╭─ MATERIAL FOR THIS TASK

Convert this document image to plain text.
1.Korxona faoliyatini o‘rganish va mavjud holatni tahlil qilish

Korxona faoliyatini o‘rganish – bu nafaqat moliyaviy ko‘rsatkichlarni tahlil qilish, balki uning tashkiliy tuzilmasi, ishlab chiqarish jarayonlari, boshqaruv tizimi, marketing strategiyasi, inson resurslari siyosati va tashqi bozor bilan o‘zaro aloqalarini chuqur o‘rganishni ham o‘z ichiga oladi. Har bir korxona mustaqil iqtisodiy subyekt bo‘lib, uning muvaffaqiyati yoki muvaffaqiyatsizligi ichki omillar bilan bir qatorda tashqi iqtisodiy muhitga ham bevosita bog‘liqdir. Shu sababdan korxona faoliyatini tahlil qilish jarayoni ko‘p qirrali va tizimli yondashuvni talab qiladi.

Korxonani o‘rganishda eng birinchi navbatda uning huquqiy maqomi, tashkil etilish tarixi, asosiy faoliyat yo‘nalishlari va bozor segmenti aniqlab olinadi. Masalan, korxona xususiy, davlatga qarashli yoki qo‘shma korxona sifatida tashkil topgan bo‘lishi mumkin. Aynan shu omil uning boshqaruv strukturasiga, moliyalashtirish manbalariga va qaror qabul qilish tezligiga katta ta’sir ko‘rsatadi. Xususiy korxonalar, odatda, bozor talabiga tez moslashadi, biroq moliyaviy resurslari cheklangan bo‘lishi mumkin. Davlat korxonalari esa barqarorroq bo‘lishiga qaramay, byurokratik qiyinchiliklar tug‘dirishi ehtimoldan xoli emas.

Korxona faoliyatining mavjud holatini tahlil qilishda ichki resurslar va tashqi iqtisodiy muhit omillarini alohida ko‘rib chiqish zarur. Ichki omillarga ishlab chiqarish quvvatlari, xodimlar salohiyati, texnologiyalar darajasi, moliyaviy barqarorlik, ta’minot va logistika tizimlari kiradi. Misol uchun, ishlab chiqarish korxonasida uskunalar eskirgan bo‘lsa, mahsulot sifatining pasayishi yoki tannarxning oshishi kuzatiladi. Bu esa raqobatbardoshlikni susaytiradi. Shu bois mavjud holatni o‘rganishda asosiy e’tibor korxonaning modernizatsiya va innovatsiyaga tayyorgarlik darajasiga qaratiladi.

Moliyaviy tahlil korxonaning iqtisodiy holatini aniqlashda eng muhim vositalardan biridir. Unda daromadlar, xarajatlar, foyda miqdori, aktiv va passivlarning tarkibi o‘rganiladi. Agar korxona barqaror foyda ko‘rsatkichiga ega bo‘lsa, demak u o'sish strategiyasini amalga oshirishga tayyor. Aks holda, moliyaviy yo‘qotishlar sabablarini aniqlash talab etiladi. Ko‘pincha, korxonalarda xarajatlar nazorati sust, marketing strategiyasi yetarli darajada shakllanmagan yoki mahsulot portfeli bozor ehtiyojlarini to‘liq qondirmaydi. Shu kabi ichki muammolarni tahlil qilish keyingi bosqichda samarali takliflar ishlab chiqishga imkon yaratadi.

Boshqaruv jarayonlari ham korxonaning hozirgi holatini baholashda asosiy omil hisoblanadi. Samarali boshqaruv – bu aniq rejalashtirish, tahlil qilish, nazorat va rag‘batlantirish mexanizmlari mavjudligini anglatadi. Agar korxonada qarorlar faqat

╰─

WHAT THIS TASK INVOLVES: Each line must be given again exactly as written above.

PROBLEM SOLUTION:
Convert this document image to plain text.
1.Korxona faoliyatini o‘rganish va mavjud holatni tahlil qilish

Korxona faoliyatini o‘rganish – bu nafaqat moliyaviy ko‘rsatkichlarni tahlil qilish, balki uning tashkiliy tuzilmasi, ishlab chiqarish jarayonlari, boshqaruv tizimi, marketing strategiyasi, inson resurslari siyosati va tashqi bozor bilan o‘zaro aloqalarini chuqur o‘rganishni ham o‘z ichiga oladi. Har bir korxona mustaqil iqtisodiy subyekt bo‘lib, uning muvaffaqiyati yoki muvaffaqiyatsizligi ichki omillar bilan bir qatorda tashqi iqtisodiy muhitga ham bevosita bog‘liqdir. Shu sababdan korxona faoliyatini tahlil qilish jarayoni ko‘p qirrali va tizimli yondashuvni talab qiladi.

Korxonani o‘rganishda eng birinchi navbatda uning huquqiy maqomi, tashkil etilish tarixi, asosiy faoliyat yo‘nalishlari va bozor segmenti aniqlab olinadi. Masalan, korxona xususiy, davlatga qarashli yoki qo‘shma korxona sifatida tashkil topgan bo‘lishi mumkin. Aynan shu omil uning boshqaruv strukturasiga, moliyalashtirish manbalariga va qaror qabul qilish tezligiga katta ta’sir ko‘rsatadi. Xususiy korxonalar, odatda, bozor talabiga tez moslashadi, biroq moliyaviy resurslari cheklangan bo‘lishi mumkin. Davlat korxonalari esa barqarorroq bo‘lishiga qaramay, byurokratik qiyinchiliklar tug‘dirishi ehtimoldan xoli emas.

Korxona faoliyatining mavjud holatini tahlil qilishda ichki resurslar va tashqi iqtisodiy muhit omillarini alohida ko‘rib chiqish zarur. Ichki omillarga ishlab chiqarish quvvatlari, xodimlar salohiyati, texnologiyalar darajasi, moliyaviy barqarorlik, ta’minot va logistika tizimlari kiradi. Misol uchun, ishlab chiqarish korxonasida uskunalar eskirgan bo‘lsa, mahsulot sifatining pasayishi yoki tannarxning oshishi kuzatiladi. Bu esa raqobatbardoshlikni susaytiradi. Shu bois mavjud holatni o‘rganishda asosiy e’tibor korxonaning modernizatsiya va innovatsiyaga tayyorgarlik darajasiga qaratiladi.

Moliyaviy tahlil korxonaning iqtisodiy holatini aniqlashda eng muhim vositalardan biridir. Unda daromadlar, xarajatlar, foyda miqdori, aktiv va passivlarning tarkibi o‘rganiladi. Agar korxona barqaror foyda ko‘rsatkichiga ega bo‘lsa, demak u o'sish strategiyasini amalga oshirishga tayyor. Aks holda, moliyaviy yo‘qotishlar sabablarini aniqlash talab etiladi. Ko‘pincha, korxonalarda xarajatlar nazorati sust, marketing strategiyasi yetarli darajada shakllanmagan yoki mahsulot portfeli bozor ehtiyojlarini to‘liq qondirmaydi. Shu kabi ichki muammolarni tahlil qilish keyingi bosqichda samarali takliflar ishlab chiqishga imkon yaratadi.

Boshqaruv jarayonlari ham korxonaning hozirgi holatini baholashda asosiy omil hisoblanadi. Samarali boshqaruv – bu aniq rejalashtirish, tahlil qilish, nazorat va rag‘batlantirish mexanizmlari mavjudligini anglatadi. Agar korxonada qarorlar faqat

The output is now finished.